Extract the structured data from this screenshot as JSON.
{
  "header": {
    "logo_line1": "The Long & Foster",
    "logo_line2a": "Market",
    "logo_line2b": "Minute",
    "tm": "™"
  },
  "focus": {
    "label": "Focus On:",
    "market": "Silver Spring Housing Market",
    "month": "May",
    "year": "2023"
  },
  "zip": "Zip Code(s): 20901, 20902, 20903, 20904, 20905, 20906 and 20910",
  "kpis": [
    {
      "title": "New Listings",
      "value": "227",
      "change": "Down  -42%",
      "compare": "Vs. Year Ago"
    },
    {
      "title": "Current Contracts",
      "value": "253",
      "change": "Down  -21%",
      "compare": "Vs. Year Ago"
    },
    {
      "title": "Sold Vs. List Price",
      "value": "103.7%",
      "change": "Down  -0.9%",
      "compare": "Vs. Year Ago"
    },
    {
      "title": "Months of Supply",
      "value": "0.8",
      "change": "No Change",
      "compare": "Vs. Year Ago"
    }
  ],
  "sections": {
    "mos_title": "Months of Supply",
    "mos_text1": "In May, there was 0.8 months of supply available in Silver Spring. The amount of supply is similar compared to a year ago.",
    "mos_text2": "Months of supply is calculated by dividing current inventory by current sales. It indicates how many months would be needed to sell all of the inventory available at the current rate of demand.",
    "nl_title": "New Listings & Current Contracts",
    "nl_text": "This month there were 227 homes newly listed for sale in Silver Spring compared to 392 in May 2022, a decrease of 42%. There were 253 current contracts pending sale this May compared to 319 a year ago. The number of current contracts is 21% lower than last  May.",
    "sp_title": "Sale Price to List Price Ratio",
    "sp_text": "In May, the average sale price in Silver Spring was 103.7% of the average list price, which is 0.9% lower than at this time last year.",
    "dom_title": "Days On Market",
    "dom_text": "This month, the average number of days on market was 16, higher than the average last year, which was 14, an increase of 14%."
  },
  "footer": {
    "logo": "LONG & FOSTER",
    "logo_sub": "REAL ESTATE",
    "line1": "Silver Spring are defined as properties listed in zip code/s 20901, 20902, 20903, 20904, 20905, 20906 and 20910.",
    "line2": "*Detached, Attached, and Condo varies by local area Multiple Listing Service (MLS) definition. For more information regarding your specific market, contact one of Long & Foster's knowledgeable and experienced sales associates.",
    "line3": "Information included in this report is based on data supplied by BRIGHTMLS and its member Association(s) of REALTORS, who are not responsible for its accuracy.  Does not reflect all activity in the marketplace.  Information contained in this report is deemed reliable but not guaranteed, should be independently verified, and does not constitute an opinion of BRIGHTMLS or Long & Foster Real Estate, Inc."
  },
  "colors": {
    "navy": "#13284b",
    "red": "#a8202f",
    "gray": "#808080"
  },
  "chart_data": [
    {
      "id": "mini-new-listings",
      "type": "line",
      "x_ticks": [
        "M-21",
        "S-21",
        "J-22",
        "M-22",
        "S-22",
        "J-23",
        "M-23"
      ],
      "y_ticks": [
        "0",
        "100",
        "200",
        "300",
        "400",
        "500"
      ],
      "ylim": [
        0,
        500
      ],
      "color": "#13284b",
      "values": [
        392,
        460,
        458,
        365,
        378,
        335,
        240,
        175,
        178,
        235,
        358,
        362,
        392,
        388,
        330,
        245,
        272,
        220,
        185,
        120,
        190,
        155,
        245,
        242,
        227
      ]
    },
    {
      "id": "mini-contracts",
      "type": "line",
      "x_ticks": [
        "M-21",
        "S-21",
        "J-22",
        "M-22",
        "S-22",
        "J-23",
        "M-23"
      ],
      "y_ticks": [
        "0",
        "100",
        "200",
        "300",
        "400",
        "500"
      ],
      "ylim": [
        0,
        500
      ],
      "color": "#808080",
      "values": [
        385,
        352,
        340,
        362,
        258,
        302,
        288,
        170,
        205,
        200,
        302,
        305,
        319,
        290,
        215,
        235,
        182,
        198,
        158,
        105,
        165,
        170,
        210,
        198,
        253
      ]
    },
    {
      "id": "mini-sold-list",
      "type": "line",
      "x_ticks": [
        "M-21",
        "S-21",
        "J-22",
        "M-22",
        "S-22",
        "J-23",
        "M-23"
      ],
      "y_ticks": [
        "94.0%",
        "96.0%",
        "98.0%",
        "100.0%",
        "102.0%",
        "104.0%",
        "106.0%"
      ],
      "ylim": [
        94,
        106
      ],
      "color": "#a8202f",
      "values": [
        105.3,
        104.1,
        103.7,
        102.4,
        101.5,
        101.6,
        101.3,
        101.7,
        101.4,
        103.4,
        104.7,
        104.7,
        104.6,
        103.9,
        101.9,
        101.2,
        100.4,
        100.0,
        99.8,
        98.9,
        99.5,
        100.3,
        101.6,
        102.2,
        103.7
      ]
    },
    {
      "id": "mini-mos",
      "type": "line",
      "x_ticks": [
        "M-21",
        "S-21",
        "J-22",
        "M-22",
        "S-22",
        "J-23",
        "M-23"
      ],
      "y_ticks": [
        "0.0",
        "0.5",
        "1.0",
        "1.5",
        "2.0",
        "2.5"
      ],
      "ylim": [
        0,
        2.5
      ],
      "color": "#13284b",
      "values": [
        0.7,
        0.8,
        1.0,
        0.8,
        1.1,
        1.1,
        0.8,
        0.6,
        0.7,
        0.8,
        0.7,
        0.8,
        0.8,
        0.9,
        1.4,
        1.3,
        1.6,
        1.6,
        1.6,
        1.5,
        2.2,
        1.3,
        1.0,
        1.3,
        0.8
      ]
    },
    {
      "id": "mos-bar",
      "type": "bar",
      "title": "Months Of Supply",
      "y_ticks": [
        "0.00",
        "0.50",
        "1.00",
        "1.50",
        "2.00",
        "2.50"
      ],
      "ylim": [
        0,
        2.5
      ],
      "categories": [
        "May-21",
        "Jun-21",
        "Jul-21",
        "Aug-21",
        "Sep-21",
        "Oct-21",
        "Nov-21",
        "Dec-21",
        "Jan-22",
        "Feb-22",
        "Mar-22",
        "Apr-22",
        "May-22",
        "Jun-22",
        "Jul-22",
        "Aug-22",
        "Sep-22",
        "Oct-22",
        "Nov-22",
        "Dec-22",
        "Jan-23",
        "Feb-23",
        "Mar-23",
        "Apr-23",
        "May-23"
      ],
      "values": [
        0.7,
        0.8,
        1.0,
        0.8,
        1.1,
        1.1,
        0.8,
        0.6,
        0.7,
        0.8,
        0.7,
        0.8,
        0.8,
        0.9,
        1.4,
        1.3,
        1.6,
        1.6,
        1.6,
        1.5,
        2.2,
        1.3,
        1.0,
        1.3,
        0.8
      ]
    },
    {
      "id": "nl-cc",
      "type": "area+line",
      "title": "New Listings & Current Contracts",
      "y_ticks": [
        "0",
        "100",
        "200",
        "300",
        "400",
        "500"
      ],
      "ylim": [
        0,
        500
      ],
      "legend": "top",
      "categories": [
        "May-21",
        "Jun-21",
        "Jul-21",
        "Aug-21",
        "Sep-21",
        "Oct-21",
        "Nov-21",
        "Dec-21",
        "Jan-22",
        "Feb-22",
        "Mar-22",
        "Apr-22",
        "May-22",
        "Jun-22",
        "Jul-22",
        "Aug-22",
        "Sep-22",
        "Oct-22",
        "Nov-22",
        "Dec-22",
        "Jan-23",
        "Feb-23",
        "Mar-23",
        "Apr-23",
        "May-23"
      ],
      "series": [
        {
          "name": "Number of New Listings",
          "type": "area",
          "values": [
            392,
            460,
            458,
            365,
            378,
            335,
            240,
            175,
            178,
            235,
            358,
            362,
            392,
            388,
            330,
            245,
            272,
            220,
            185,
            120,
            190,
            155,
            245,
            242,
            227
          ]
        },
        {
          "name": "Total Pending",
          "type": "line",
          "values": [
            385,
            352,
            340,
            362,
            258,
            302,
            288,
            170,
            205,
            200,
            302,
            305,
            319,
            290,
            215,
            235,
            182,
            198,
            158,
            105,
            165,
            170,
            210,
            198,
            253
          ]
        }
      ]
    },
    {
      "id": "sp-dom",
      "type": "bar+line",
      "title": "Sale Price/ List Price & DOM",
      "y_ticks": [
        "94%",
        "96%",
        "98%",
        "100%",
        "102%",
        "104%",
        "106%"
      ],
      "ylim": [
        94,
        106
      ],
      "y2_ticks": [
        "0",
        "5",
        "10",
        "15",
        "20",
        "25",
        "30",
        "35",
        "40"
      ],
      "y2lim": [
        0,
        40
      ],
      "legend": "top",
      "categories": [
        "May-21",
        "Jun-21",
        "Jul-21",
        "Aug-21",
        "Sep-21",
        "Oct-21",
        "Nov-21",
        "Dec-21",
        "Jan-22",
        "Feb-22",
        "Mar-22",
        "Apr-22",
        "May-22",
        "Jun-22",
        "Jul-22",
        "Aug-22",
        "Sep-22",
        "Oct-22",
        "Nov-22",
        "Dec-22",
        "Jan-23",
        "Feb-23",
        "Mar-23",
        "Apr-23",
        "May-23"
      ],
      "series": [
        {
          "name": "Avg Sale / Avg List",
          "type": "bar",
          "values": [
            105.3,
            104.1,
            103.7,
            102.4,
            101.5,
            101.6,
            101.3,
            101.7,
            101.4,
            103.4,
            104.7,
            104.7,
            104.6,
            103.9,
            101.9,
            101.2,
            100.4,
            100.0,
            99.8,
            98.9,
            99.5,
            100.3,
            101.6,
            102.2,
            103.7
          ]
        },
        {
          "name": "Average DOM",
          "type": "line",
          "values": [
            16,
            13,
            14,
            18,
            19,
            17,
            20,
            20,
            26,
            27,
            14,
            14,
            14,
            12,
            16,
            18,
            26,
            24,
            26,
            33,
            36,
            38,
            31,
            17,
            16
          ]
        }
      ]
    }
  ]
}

====

— To be done —
Determine how many lines of the listing above include the word "than", and report that number only.

— Solution to this task —
3